● PROBLEM TO SOLVE
Read through the data and report every line in which the word "Raymond" occurs.

● EXTRACTED ENTRIES
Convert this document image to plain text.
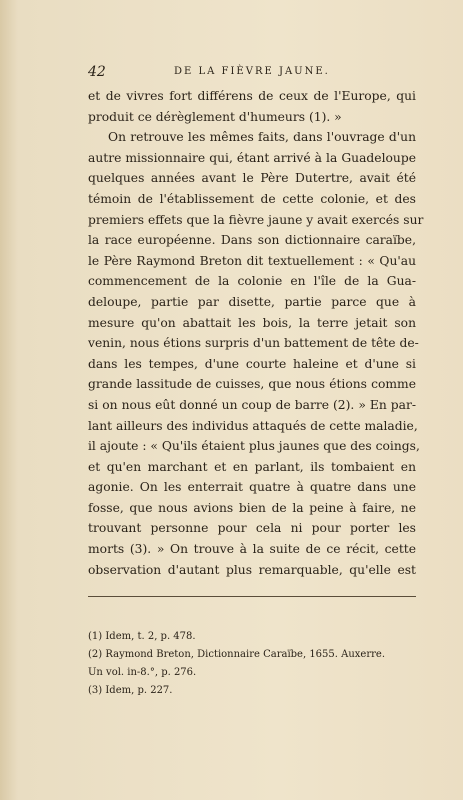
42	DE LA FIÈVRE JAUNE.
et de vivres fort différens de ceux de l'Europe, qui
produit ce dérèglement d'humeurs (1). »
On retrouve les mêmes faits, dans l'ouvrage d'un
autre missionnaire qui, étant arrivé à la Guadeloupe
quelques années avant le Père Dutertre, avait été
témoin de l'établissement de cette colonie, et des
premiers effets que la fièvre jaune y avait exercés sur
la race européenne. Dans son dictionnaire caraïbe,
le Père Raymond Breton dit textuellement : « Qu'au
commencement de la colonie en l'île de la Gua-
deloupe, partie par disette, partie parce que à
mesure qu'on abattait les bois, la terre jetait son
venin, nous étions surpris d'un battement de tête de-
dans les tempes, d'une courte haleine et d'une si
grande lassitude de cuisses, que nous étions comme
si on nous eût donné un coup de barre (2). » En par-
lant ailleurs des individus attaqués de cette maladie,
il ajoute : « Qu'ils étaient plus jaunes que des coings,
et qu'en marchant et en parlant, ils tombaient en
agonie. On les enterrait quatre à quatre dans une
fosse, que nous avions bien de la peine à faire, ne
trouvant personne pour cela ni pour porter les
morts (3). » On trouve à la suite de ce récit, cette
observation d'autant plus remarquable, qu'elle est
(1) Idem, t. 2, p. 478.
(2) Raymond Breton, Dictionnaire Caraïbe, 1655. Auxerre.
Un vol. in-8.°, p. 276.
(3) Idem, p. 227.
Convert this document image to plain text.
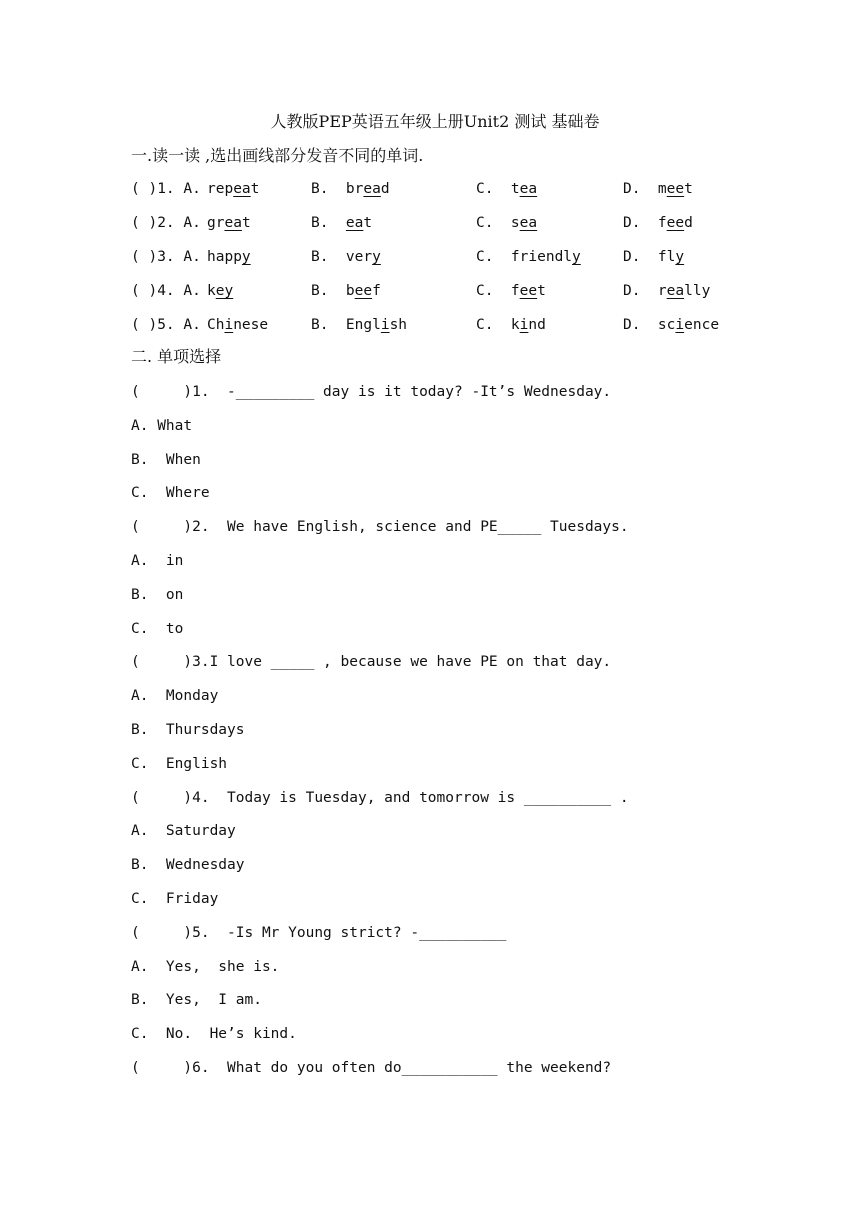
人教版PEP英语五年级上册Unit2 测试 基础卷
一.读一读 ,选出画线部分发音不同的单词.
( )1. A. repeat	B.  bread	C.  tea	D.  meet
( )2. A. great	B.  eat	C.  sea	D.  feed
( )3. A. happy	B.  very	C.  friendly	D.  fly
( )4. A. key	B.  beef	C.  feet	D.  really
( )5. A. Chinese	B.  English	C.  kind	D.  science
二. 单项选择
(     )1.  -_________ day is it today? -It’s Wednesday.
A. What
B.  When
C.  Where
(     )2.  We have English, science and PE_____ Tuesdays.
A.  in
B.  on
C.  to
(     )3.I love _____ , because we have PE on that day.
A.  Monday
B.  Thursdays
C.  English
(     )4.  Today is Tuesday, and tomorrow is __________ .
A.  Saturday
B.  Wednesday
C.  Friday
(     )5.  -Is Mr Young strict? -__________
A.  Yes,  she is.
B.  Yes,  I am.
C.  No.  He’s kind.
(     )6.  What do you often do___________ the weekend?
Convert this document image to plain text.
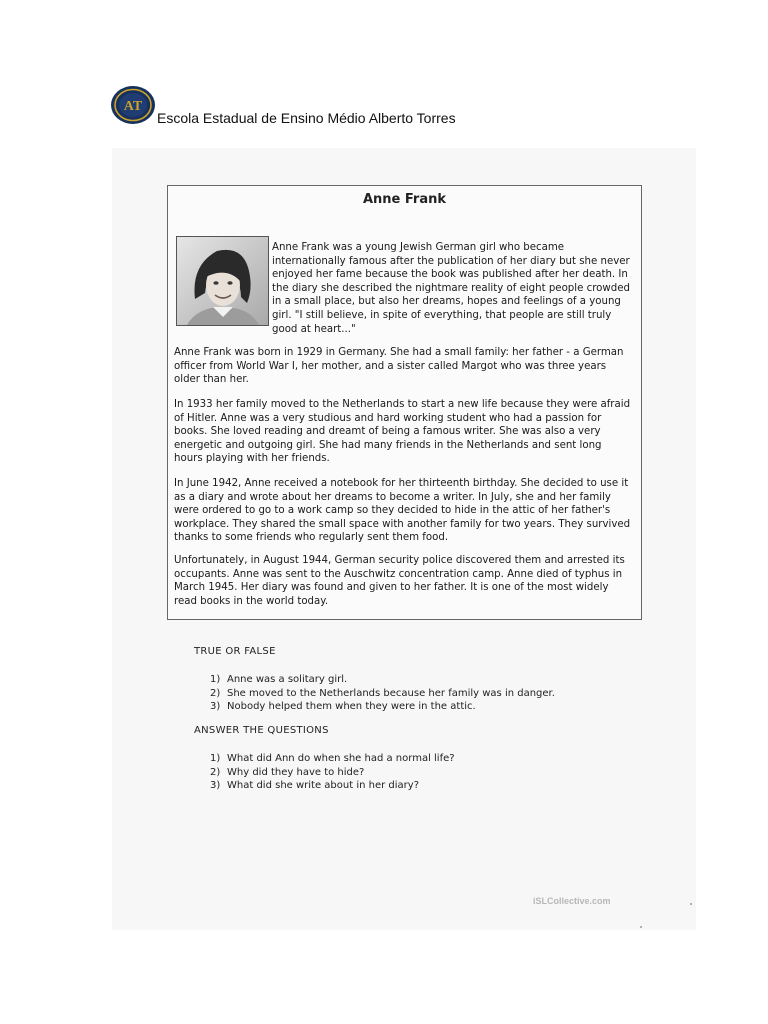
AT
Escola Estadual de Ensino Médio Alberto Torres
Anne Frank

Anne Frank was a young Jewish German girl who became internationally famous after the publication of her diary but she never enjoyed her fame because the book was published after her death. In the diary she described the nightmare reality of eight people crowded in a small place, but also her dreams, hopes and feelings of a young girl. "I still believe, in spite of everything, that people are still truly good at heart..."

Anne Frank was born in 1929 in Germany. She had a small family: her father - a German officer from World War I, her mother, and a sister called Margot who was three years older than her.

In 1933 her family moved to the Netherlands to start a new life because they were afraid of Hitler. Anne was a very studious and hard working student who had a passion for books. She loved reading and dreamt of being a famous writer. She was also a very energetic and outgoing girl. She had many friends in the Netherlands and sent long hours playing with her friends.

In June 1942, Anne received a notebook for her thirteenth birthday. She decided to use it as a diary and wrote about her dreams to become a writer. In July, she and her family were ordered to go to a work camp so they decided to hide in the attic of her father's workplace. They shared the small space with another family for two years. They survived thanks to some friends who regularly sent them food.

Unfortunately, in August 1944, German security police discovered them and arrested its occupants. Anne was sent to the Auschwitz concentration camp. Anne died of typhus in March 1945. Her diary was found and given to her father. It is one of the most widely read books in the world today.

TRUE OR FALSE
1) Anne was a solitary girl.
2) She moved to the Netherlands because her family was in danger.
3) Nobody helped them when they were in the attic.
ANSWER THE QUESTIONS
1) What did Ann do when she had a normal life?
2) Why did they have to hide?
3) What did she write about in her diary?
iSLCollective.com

● THE OUTPUT
le Père Raymond Breton dit textuellement : « Qu'au
(2) Raymond Breton, Dictionnaire Caraïbe, 1655. Auxerre.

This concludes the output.